Stated exercise: Rewrite the lines from the first one through the line with "peak bbox=[412, 227, 431, 296]", changing "lane-label" to "lane-name" and keeping everything else the same.

(Region and label listings)
= = =
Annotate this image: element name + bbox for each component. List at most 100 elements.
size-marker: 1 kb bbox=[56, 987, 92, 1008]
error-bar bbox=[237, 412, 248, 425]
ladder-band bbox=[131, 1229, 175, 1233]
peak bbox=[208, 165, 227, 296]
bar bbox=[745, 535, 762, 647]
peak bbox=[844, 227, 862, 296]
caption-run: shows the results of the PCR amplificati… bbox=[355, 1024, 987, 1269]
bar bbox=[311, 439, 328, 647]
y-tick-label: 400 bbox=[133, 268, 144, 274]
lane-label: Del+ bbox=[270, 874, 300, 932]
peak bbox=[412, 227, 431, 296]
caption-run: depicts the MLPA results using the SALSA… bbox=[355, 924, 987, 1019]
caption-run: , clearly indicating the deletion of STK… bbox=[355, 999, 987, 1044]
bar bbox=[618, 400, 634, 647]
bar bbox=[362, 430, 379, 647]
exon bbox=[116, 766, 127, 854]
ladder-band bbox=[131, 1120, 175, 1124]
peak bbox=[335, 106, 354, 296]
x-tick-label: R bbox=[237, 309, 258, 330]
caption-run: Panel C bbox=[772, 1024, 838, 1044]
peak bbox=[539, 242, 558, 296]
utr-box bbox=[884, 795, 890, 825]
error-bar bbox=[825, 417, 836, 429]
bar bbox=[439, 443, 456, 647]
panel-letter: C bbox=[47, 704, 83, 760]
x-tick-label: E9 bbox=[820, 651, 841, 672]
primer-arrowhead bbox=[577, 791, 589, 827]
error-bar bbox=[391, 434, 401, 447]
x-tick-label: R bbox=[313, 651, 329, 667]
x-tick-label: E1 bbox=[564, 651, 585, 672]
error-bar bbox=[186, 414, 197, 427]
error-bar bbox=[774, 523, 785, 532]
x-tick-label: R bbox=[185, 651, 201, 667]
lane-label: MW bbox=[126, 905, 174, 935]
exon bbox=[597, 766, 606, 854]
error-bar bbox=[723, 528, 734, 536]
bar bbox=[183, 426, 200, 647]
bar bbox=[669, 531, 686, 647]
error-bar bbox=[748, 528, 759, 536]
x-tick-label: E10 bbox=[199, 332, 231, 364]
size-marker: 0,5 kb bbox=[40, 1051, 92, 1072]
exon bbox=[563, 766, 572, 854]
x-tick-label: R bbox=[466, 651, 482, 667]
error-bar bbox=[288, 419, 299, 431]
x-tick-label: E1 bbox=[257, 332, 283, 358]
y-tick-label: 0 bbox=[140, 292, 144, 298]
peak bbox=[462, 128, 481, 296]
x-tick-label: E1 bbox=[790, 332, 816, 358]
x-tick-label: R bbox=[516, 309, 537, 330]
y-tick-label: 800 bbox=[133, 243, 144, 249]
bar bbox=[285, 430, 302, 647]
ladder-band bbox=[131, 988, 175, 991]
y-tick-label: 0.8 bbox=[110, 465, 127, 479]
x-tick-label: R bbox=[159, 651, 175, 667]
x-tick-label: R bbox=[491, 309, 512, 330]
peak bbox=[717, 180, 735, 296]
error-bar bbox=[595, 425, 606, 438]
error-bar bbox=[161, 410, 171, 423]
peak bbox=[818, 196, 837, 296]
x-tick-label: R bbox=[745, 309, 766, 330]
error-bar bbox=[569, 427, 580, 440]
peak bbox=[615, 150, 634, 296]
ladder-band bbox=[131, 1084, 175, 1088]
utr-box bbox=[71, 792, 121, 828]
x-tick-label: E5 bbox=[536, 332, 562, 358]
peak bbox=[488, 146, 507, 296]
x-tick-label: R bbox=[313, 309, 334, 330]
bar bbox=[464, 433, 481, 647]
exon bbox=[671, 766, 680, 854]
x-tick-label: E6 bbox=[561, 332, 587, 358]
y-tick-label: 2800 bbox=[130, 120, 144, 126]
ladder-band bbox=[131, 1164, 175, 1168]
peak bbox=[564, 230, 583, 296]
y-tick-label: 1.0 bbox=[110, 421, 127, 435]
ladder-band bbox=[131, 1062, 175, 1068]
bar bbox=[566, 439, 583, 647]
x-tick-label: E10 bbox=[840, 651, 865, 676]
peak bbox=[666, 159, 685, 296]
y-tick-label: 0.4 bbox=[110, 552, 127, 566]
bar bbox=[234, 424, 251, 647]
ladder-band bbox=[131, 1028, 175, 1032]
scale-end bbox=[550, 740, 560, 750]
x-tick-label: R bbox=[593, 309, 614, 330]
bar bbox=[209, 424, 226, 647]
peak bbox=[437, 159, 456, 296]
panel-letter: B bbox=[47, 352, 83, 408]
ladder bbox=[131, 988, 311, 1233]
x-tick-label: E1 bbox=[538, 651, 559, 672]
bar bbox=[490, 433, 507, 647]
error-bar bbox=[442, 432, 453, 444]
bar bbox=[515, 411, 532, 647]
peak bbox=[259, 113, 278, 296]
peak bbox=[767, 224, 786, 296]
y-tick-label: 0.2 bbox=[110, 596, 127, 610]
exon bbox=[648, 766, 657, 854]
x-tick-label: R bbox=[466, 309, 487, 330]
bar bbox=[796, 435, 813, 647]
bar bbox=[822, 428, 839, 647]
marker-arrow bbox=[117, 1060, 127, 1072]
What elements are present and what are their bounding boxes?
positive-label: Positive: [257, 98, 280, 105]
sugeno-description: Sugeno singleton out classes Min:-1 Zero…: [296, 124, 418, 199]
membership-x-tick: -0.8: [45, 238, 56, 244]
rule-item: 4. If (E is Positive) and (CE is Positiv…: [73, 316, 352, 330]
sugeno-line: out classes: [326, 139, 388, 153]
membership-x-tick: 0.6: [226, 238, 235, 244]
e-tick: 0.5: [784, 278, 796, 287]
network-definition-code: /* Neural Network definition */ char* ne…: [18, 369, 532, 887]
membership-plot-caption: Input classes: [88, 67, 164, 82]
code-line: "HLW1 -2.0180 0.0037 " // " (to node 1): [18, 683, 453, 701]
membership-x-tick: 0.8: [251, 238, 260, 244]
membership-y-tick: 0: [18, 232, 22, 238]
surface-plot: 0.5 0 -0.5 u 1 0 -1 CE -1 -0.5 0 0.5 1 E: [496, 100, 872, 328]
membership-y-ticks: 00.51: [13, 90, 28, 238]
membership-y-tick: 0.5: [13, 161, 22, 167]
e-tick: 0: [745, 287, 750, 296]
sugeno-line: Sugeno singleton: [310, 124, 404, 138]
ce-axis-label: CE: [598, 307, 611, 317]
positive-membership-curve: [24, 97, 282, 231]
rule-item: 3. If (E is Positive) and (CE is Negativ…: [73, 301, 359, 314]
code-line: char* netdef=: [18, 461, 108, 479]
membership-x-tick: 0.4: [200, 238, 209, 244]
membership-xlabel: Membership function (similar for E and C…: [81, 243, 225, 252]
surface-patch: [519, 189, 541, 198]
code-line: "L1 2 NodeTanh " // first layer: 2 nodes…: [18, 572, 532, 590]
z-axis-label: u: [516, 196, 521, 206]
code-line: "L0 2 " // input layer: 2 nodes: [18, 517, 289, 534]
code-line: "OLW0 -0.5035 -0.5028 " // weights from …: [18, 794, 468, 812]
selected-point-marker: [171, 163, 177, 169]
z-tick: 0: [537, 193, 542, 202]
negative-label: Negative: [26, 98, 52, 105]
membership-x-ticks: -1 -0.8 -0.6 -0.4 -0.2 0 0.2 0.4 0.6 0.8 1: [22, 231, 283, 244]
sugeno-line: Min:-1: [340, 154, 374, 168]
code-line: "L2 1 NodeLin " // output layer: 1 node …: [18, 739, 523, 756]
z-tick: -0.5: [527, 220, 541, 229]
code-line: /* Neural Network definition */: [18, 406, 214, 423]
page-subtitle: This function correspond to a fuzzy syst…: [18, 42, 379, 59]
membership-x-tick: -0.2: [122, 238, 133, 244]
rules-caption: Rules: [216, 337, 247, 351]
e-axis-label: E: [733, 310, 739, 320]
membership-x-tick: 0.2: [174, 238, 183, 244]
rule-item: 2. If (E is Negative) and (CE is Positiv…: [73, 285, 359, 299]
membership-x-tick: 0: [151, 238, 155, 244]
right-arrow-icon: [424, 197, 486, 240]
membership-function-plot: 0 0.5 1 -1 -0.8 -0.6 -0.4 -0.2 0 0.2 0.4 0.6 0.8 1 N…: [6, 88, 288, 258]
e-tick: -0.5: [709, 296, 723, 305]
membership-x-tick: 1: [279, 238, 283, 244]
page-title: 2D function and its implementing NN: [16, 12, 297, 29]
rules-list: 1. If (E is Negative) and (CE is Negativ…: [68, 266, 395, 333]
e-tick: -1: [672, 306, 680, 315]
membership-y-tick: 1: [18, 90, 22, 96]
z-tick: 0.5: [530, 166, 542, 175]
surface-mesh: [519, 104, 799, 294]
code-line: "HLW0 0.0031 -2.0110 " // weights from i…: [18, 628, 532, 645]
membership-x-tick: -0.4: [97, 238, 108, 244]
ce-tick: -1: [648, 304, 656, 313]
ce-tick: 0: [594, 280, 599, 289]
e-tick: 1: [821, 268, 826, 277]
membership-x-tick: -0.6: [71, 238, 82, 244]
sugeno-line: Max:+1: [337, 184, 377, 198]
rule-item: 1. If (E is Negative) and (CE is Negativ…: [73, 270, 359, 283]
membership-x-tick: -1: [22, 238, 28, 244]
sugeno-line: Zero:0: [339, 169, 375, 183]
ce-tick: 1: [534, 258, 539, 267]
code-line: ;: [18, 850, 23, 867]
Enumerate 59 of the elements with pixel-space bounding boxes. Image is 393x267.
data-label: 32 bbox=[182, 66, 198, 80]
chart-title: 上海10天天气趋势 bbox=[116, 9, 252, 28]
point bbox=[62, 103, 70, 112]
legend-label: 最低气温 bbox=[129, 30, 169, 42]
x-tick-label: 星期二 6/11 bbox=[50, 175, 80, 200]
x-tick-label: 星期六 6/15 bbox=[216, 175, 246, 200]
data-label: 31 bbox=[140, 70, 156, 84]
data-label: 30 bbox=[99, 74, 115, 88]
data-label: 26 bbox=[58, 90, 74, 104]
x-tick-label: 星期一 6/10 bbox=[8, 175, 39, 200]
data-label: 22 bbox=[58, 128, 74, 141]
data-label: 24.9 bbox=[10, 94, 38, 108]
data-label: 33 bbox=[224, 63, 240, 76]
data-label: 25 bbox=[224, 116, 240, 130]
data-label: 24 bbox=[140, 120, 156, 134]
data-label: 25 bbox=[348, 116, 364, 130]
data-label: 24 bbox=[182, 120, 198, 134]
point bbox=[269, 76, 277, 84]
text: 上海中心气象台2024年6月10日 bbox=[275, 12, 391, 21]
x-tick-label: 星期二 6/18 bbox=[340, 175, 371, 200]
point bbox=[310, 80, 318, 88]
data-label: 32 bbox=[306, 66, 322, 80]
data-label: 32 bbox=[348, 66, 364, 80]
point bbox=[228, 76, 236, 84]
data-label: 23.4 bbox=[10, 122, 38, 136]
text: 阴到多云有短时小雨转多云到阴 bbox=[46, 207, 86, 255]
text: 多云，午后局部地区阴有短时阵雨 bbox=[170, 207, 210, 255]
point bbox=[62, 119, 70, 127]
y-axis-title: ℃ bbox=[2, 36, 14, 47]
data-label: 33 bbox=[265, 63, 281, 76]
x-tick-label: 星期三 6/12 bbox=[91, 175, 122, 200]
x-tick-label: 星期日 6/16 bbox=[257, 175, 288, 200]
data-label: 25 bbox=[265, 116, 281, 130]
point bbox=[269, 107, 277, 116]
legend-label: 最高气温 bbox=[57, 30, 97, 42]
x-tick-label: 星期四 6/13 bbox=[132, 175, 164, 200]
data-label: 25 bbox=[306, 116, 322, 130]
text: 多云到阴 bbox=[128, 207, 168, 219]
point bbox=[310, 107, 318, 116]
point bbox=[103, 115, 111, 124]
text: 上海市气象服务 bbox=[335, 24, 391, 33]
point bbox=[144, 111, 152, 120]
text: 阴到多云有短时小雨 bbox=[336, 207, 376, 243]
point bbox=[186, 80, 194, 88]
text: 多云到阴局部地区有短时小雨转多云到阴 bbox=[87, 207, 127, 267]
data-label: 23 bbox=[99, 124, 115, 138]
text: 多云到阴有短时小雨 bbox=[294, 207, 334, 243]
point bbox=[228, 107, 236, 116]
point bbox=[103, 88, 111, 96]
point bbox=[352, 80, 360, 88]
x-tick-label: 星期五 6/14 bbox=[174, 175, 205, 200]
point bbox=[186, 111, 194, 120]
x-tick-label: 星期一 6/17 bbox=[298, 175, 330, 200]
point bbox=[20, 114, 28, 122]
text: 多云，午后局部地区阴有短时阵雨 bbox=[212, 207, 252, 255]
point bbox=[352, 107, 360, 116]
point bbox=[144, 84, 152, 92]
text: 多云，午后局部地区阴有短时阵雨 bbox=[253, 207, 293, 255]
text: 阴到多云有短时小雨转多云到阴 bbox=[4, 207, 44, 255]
= = =
Response below:
Annotate this image: element name + bbox for each component. List at most 100 elements.
size-marker: 1 kb bbox=[56, 987, 92, 1008]
error-bar bbox=[237, 412, 248, 425]
ladder-band bbox=[131, 1229, 175, 1233]
peak bbox=[208, 165, 227, 296]
bar bbox=[745, 535, 762, 647]
peak bbox=[844, 227, 862, 296]
caption-run: shows the results of the PCR amplificati… bbox=[355, 1024, 987, 1269]
bar bbox=[311, 439, 328, 647]
y-tick-label: 400 bbox=[133, 268, 144, 274]
lane-name: Del+ bbox=[270, 874, 300, 932]
peak bbox=[412, 227, 431, 296]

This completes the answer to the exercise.